# Material supplied
+--
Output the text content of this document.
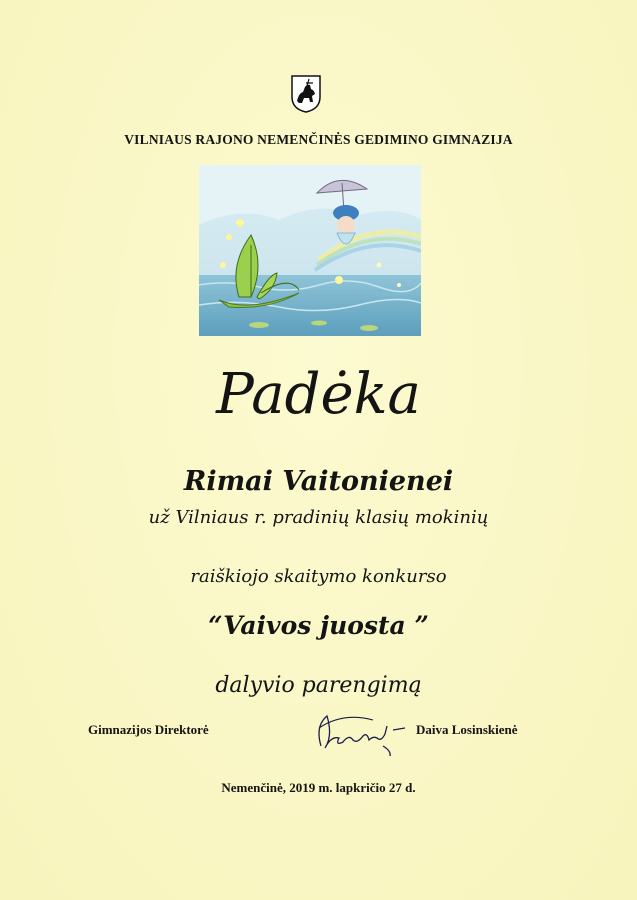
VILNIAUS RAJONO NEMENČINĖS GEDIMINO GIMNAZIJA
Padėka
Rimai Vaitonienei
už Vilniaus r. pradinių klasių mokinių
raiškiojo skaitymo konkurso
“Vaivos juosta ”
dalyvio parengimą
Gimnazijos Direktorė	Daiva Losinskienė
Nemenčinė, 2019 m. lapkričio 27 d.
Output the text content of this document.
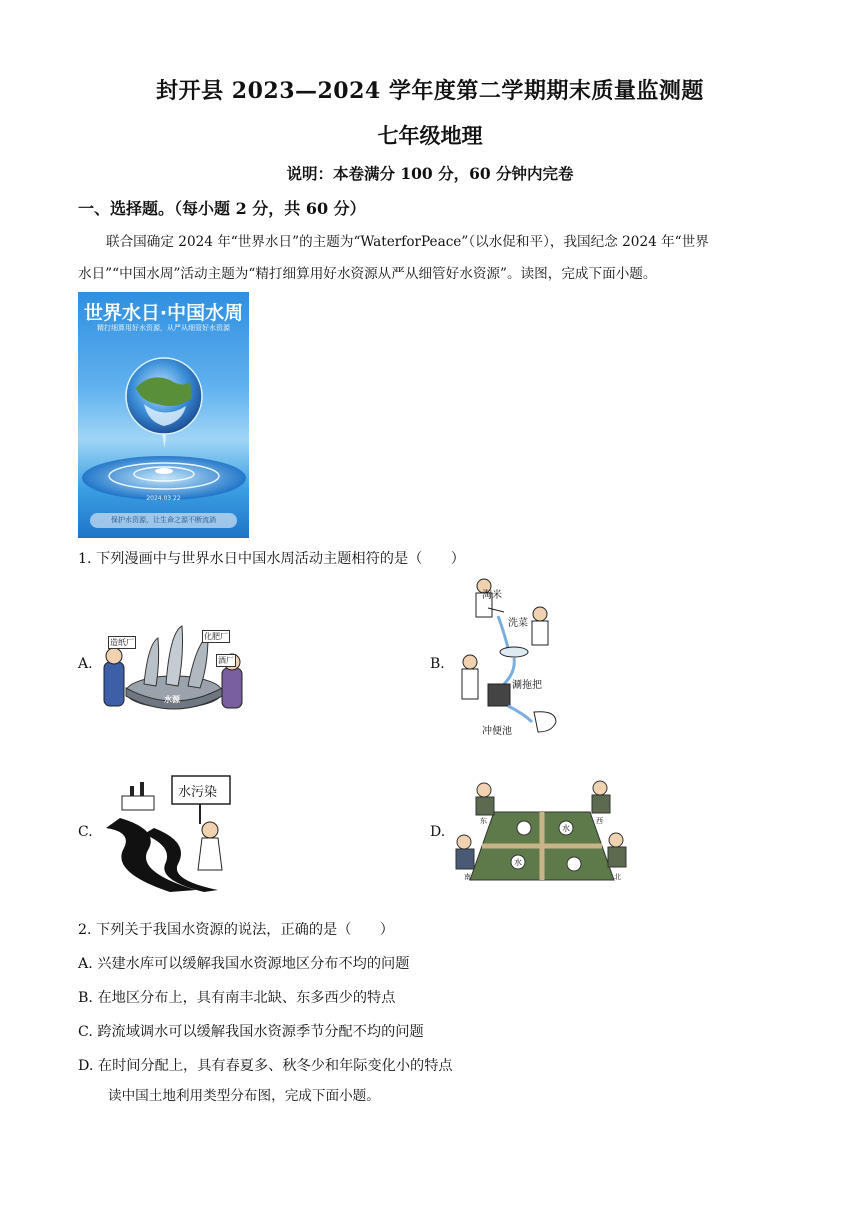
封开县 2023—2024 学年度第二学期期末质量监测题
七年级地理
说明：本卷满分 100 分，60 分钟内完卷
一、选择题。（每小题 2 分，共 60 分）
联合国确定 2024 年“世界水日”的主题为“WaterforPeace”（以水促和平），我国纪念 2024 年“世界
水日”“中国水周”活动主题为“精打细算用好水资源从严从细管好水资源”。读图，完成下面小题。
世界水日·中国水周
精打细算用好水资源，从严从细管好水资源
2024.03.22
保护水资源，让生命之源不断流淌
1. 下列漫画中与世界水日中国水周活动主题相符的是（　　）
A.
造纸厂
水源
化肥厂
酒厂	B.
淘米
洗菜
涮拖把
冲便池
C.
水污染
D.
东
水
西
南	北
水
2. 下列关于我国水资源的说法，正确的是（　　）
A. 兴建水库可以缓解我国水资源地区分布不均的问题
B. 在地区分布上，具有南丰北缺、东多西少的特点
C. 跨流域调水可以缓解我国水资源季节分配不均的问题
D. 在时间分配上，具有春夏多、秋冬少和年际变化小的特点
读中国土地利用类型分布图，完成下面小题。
+--
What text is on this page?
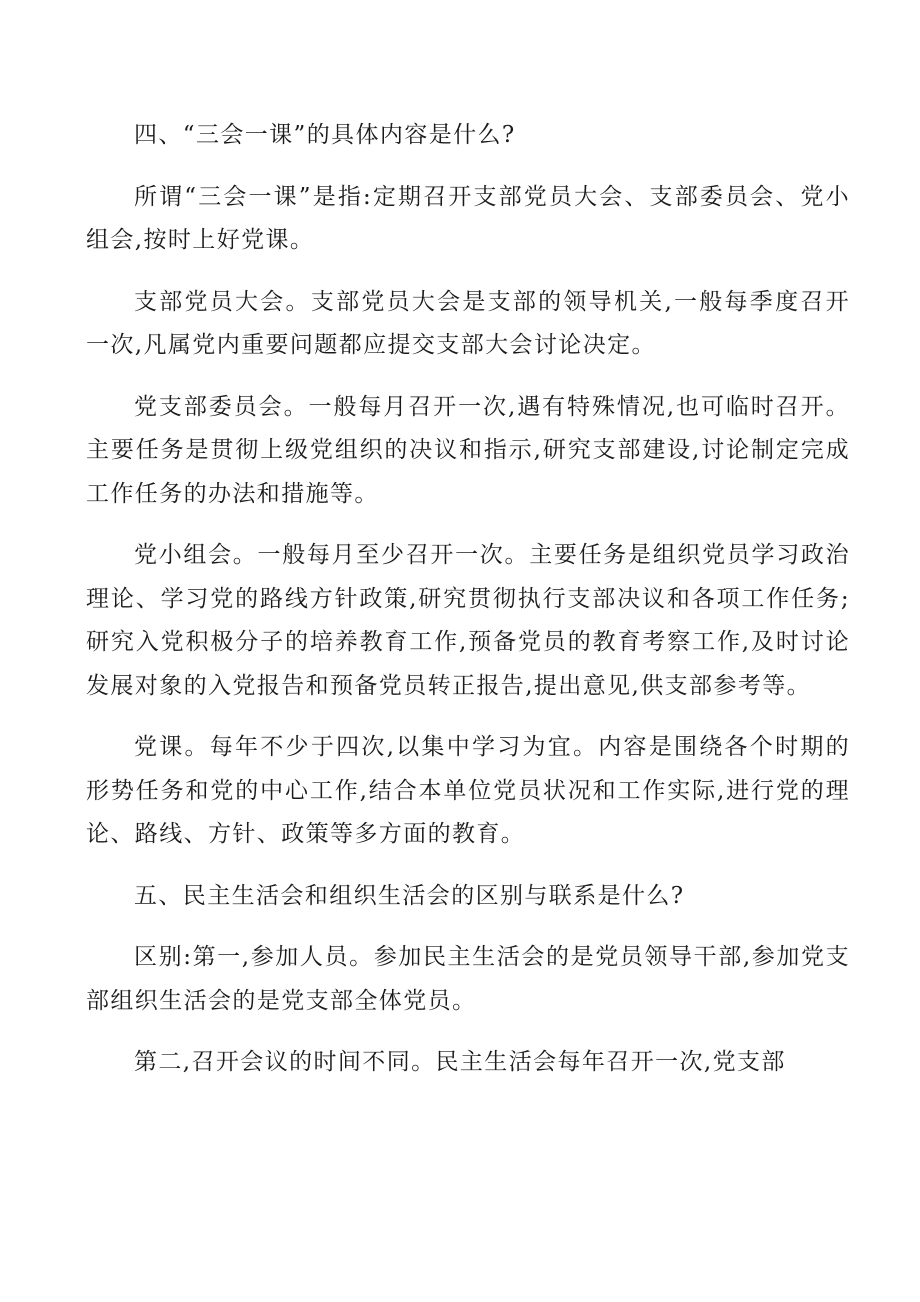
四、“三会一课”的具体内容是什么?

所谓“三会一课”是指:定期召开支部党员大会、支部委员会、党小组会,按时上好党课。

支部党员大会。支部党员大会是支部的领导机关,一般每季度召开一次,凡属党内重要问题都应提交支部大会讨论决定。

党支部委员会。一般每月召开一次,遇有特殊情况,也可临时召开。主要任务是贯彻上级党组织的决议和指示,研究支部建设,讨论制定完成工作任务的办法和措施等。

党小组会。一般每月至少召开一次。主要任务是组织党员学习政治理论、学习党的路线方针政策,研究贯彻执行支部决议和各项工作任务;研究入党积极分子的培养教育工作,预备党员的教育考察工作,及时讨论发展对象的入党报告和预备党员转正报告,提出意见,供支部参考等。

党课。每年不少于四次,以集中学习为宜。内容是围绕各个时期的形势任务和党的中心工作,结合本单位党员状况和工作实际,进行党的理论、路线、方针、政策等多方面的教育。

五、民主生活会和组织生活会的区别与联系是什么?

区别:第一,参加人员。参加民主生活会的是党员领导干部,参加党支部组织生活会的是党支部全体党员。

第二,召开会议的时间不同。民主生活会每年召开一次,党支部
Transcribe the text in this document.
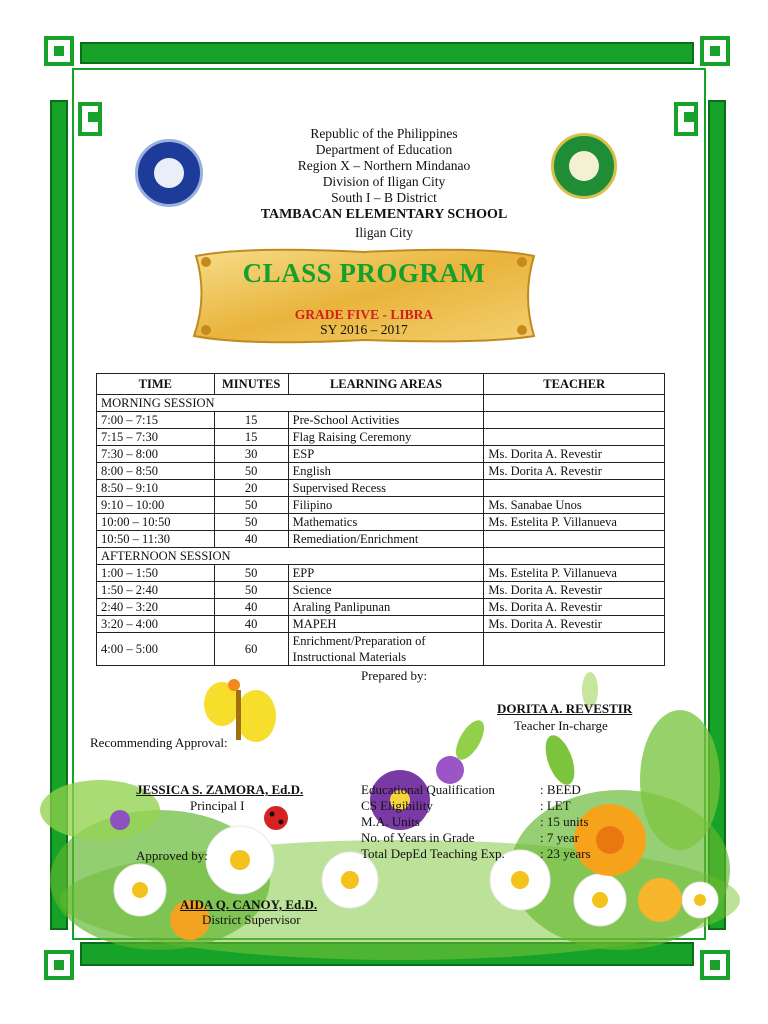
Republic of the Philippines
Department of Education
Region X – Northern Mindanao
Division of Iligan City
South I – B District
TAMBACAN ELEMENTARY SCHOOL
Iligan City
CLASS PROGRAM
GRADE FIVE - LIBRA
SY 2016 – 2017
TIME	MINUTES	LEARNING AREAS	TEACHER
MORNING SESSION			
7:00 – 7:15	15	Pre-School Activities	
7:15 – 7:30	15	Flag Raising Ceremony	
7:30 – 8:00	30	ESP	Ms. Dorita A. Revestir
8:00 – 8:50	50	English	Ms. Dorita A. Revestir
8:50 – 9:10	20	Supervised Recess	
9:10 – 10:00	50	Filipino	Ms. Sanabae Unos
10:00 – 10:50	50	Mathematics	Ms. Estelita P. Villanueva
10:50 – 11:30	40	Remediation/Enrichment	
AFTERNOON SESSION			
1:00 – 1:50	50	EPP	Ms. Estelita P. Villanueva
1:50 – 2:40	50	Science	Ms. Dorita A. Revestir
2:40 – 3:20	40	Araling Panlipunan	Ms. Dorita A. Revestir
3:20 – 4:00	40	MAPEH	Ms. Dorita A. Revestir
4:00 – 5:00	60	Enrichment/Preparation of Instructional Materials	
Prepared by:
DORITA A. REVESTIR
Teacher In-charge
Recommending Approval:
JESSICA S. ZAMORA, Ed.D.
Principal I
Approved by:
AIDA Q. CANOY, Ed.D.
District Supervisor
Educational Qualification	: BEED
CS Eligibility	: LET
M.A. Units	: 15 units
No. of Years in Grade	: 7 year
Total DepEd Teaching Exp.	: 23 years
+--
# Task prompt
Extract every line from the records above that contains the word "this".

# Task result
Output the text content of this document.
Output the text content of this document.
What text is on this page?
Transcribe the text in this document.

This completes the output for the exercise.